What is required — Below are some records: retype them all exactly, but not the pictures.

+-------+

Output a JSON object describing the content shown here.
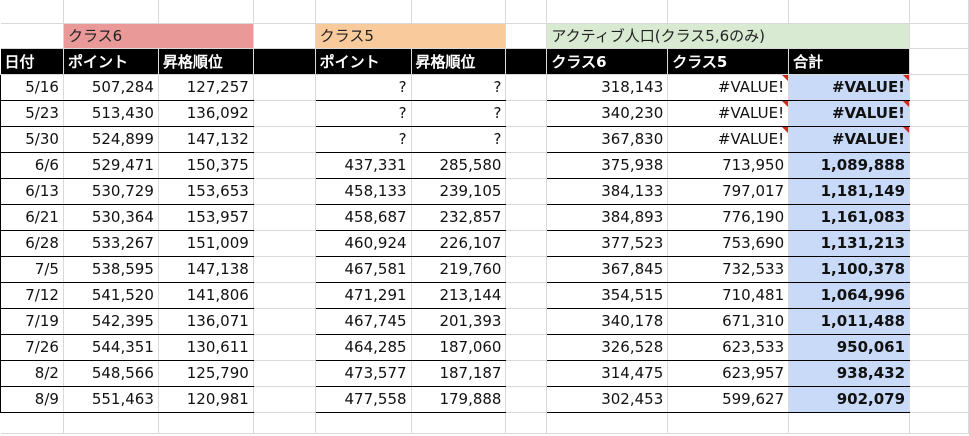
{
  "groups": {
    "class6": "クラス6",
    "class5": "クラス5",
    "active": "アクティブ人口(クラス5,6のみ)"
  },
  "headers": {
    "date": "日付",
    "c6_points": "ポイント",
    "c6_rank": "昇格順位",
    "c5_points": "ポイント",
    "c5_rank": "昇格順位",
    "active_c6": "クラス6",
    "active_c5": "クラス5",
    "total": "合計"
  },
  "rows": [
    {
      "date": "5/16",
      "c6p": "507,284",
      "c6r": "127,257",
      "c5p": "?",
      "c5r": "?",
      "a6": "318,143",
      "a5": "#VALUE!",
      "tot": "#VALUE!"
    },
    {
      "date": "5/23",
      "c6p": "513,430",
      "c6r": "136,092",
      "c5p": "?",
      "c5r": "?",
      "a6": "340,230",
      "a5": "#VALUE!",
      "tot": "#VALUE!"
    },
    {
      "date": "5/30",
      "c6p": "524,899",
      "c6r": "147,132",
      "c5p": "?",
      "c5r": "?",
      "a6": "367,830",
      "a5": "#VALUE!",
      "tot": "#VALUE!"
    },
    {
      "date": "6/6",
      "c6p": "529,471",
      "c6r": "150,375",
      "c5p": "437,331",
      "c5r": "285,580",
      "a6": "375,938",
      "a5": "713,950",
      "tot": "1,089,888"
    },
    {
      "date": "6/13",
      "c6p": "530,729",
      "c6r": "153,653",
      "c5p": "458,133",
      "c5r": "239,105",
      "a6": "384,133",
      "a5": "797,017",
      "tot": "1,181,149"
    },
    {
      "date": "6/21",
      "c6p": "530,364",
      "c6r": "153,957",
      "c5p": "458,687",
      "c5r": "232,857",
      "a6": "384,893",
      "a5": "776,190",
      "tot": "1,161,083"
    },
    {
      "date": "6/28",
      "c6p": "533,267",
      "c6r": "151,009",
      "c5p": "460,924",
      "c5r": "226,107",
      "a6": "377,523",
      "a5": "753,690",
      "tot": "1,131,213"
    },
    {
      "date": "7/5",
      "c6p": "538,595",
      "c6r": "147,138",
      "c5p": "467,581",
      "c5r": "219,760",
      "a6": "367,845",
      "a5": "732,533",
      "tot": "1,100,378"
    },
    {
      "date": "7/12",
      "c6p": "541,520",
      "c6r": "141,806",
      "c5p": "471,291",
      "c5r": "213,144",
      "a6": "354,515",
      "a5": "710,481",
      "tot": "1,064,996"
    },
    {
      "date": "7/19",
      "c6p": "542,395",
      "c6r": "136,071",
      "c5p": "467,745",
      "c5r": "201,393",
      "a6": "340,178",
      "a5": "671,310",
      "tot": "1,011,488"
    },
    {
      "date": "7/26",
      "c6p": "544,351",
      "c6r": "130,611",
      "c5p": "464,285",
      "c5r": "187,060",
      "a6": "326,528",
      "a5": "623,533",
      "tot": "950,061"
    },
    {
      "date": "8/2",
      "c6p": "548,566",
      "c6r": "125,790",
      "c5p": "473,577",
      "c5r": "187,187",
      "a6": "314,475",
      "a5": "623,957",
      "tot": "938,432"
    },
    {
      "date": "8/9",
      "c6p": "551,463",
      "c6r": "120,981",
      "c5p": "477,558",
      "c5r": "179,888",
      "a6": "302,453",
      "a5": "599,627",
      "tot": "902,079"
    }
  ],
  "colors": {
    "class6_fill": "#ea9999",
    "class5_fill": "#f9cb9c",
    "active_fill": "#d9ead3",
    "total_fill": "#c9daf8",
    "header_fill": "#000000",
    "error_marker": "#cc2b1d"
  }
}
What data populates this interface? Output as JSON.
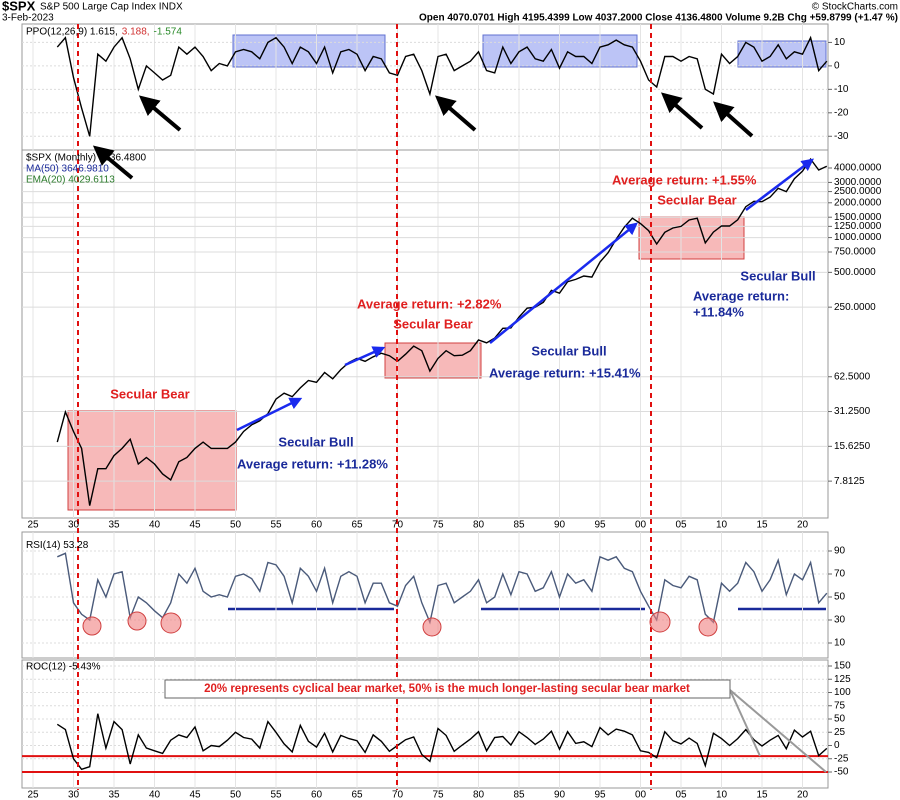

+-------+

Solution to this problem —
Output a JSON object describing the content shown here.
{
  "groups": {
    "class6": "クラス6",
    "class5": "クラス5",
    "active": "アクティブ人口(クラス5,6のみ)"
  },
  "headers": {
    "date": "日付",
    "c6_points": "ポイント",
    "c6_rank": "昇格順位",
    "c5_points": "ポイント",
    "c5_rank": "昇格順位",
    "active_c6": "クラス6",
    "active_c5": "クラス5",
    "total": "合計"
  },
  "rows": [
    {
      "date": "5/16",
      "c6p": "507,284",
      "c6r": "127,257",
      "c5p": "?",
      "c5r": "?",
      "a6": "318,143",
      "a5": "#VALUE!",
      "tot": "#VALUE!"
    },
    {
      "date": "5/23",
      "c6p": "513,430",
      "c6r": "136,092",
      "c5p": "?",
      "c5r": "?",
      "a6": "340,230",
      "a5": "#VALUE!",
      "tot": "#VALUE!"
    },
    {
      "date": "5/30",
      "c6p": "524,899",
      "c6r": "147,132",
      "c5p": "?",
      "c5r": "?",
      "a6": "367,830",
      "a5": "#VALUE!",
      "tot": "#VALUE!"
    },
    {
      "date": "6/6",
      "c6p": "529,471",
      "c6r": "150,375",
      "c5p": "437,331",
      "c5r": "285,580",
      "a6": "375,938",
      "a5": "713,950",
      "tot": "1,089,888"
    },
    {
      "date": "6/13",
      "c6p": "530,729",
      "c6r": "153,653",
      "c5p": "458,133",
      "c5r": "239,105",
      "a6": "384,133",
      "a5": "797,017",
      "tot": "1,181,149"
    },
    {
      "date": "6/21",
      "c6p": "530,364",
      "c6r": "153,957",
      "c5p": "458,687",
      "c5r": "232,857",
      "a6": "384,893",
      "a5": "776,190",
      "tot": "1,161,083"
    },
    {
      "date": "6/28",
      "c6p": "533,267",
      "c6r": "151,009",
      "c5p": "460,924",
      "c5r": "226,107",
      "a6": "377,523",
      "a5": "753,690",
      "tot": "1,131,213"
    },
    {
      "date": "7/5",
      "c6p": "538,595",
      "c6r": "147,138",
      "c5p": "467,581",
      "c5r": "219,760",
      "a6": "367,845",
      "a5": "732,533",
      "tot": "1,100,378"
    },
    {
      "date": "7/12",
      "c6p": "541,520",
      "c6r": "141,806",
      "c5p": "471,291",
      "c5r": "213,144",
      "a6": "354,515",
      "a5": "710,481",
      "tot": "1,064,996"
    },
    {
      "date": "7/19",
      "c6p": "542,395",
      "c6r": "136,071",
      "c5p": "467,745",
      "c5r": "201,393",
      "a6": "340,178",
      "a5": "671,310",
      "tot": "1,011,488"
    },
    {
      "date": "7/26",
      "c6p": "544,351",
      "c6r": "130,611",
      "c5p": "464,285",
      "c5r": "187,060",
      "a6": "326,528",
      "a5": "623,533",
      "tot": "950,061"
    },
    {
      "date": "8/2",
      "c6p": "548,566",
      "c6r": "125,790",
      "c5p": "473,577",
      "c5r": "187,187",
      "a6": "314,475",
      "a5": "623,957",
      "tot": "938,432"
    },
    {
      "date": "8/9",
      "c6p": "551,463",
      "c6r": "120,981",
      "c5p": "477,558",
      "c5r": "179,888",
      "a6": "302,453",
      "a5": "599,627",
      "tot": "902,079"
    }
  ],
  "colors": {
    "class6_fill": "#ea9999",
    "class5_fill": "#f9cb9c",
    "active_fill": "#d9ead3",
    "total_fill": "#c9daf8",
    "header_fill": "#000000",
    "error_marker": "#cc2b1d"
  }
}
What data populates this interface? Output as JSON.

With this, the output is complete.